§ TASK OBJECTIVE
Report how many lines below contain the word "desc". Give only the number.
** begin DATA PROVIDED **
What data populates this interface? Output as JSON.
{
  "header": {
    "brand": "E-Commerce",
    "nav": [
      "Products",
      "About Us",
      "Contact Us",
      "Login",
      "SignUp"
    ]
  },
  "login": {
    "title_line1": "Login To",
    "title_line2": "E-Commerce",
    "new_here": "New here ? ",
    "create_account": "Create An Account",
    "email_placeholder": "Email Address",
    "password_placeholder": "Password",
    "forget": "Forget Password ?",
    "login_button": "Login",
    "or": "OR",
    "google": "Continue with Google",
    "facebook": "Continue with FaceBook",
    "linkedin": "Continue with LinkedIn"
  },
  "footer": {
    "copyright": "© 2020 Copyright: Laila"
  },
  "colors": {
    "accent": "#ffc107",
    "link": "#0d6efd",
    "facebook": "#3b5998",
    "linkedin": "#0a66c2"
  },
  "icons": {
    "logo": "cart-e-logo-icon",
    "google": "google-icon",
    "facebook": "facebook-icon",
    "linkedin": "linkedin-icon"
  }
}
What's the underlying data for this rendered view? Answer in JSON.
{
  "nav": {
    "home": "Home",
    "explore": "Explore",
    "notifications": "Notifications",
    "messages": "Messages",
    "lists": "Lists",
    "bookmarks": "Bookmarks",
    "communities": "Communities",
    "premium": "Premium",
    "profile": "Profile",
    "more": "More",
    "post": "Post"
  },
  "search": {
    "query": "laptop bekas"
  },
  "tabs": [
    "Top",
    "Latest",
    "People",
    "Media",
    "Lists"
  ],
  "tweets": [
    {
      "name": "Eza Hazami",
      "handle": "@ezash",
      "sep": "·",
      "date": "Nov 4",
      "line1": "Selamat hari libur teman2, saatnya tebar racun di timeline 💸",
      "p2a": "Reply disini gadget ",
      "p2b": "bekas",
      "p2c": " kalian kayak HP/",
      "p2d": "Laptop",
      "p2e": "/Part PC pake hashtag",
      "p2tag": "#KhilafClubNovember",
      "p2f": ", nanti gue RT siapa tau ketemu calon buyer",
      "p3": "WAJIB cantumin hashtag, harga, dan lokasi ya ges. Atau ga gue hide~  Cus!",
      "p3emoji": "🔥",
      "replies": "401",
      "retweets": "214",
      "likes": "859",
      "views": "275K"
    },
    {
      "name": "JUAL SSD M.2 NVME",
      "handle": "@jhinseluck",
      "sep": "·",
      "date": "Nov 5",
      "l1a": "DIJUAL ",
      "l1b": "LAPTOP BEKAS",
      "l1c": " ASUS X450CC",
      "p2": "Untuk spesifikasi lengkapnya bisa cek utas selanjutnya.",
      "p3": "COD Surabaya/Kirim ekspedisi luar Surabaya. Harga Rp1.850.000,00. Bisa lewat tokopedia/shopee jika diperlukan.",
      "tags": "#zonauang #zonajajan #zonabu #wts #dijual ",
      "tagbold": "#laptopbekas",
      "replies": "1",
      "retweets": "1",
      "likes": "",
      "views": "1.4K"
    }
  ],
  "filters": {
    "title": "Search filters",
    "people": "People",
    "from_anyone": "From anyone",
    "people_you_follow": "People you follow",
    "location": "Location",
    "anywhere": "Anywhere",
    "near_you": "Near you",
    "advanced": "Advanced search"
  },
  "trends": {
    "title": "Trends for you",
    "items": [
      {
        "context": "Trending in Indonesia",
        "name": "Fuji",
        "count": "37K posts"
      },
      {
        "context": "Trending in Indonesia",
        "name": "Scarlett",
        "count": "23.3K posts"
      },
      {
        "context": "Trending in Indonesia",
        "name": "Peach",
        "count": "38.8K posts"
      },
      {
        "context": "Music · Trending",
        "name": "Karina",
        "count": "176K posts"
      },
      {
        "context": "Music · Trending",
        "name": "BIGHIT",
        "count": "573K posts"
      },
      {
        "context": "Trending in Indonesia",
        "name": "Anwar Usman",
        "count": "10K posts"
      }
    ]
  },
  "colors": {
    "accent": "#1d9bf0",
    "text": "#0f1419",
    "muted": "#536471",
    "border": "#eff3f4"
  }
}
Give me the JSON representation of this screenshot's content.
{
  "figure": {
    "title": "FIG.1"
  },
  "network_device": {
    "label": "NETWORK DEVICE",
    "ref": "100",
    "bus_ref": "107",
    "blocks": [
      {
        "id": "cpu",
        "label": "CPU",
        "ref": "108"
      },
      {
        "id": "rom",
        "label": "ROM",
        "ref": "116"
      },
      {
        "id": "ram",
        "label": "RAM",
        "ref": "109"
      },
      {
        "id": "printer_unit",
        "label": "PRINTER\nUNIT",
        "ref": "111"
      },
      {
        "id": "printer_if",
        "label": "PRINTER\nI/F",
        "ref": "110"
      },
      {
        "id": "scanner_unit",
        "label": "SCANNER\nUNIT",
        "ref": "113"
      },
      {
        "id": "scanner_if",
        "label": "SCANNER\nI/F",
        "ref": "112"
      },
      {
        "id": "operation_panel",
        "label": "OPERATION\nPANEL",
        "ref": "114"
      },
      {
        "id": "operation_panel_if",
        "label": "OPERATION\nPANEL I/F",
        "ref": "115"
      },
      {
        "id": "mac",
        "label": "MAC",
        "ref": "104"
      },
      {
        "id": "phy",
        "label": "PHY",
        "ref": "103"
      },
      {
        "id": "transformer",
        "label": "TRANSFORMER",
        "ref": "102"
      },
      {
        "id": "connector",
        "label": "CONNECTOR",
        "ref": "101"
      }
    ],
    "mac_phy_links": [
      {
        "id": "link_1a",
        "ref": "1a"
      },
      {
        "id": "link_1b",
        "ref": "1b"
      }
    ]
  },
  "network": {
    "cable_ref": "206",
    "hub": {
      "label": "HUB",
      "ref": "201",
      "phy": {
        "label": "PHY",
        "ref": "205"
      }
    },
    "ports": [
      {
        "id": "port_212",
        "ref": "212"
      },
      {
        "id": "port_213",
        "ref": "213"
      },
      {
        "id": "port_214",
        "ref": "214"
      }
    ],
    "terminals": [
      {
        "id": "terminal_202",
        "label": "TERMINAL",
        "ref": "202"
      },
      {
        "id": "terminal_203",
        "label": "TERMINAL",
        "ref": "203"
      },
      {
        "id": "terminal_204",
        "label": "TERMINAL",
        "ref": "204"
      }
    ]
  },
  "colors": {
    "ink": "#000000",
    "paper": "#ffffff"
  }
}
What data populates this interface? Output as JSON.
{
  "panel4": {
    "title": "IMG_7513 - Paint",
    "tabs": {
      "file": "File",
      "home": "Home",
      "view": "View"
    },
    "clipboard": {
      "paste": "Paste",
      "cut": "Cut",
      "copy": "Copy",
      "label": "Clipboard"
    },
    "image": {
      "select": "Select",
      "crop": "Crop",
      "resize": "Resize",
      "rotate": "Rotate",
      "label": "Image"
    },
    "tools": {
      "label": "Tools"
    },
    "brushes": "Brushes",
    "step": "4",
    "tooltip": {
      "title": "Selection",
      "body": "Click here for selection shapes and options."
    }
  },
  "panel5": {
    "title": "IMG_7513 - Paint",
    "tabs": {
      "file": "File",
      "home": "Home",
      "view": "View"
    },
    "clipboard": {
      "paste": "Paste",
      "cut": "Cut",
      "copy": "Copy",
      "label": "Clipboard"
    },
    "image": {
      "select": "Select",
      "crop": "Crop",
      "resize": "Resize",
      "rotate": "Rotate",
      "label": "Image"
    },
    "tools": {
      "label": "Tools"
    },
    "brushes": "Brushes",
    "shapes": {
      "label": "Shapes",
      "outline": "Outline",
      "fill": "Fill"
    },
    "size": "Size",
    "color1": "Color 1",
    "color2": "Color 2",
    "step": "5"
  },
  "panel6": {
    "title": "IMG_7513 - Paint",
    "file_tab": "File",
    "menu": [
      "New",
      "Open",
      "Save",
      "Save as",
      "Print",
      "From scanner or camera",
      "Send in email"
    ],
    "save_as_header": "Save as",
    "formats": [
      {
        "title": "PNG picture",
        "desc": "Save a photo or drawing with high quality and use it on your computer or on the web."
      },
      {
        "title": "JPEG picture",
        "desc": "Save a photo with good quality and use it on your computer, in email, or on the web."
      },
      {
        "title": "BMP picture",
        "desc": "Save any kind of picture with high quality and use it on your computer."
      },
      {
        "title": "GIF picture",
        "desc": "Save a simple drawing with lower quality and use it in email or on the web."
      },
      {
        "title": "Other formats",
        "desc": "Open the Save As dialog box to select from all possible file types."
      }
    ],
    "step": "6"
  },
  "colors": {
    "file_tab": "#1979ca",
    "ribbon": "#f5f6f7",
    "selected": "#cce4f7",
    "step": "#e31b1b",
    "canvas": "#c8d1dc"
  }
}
** end DATA PROVIDED **
§ WRITTEN SOLUTION
5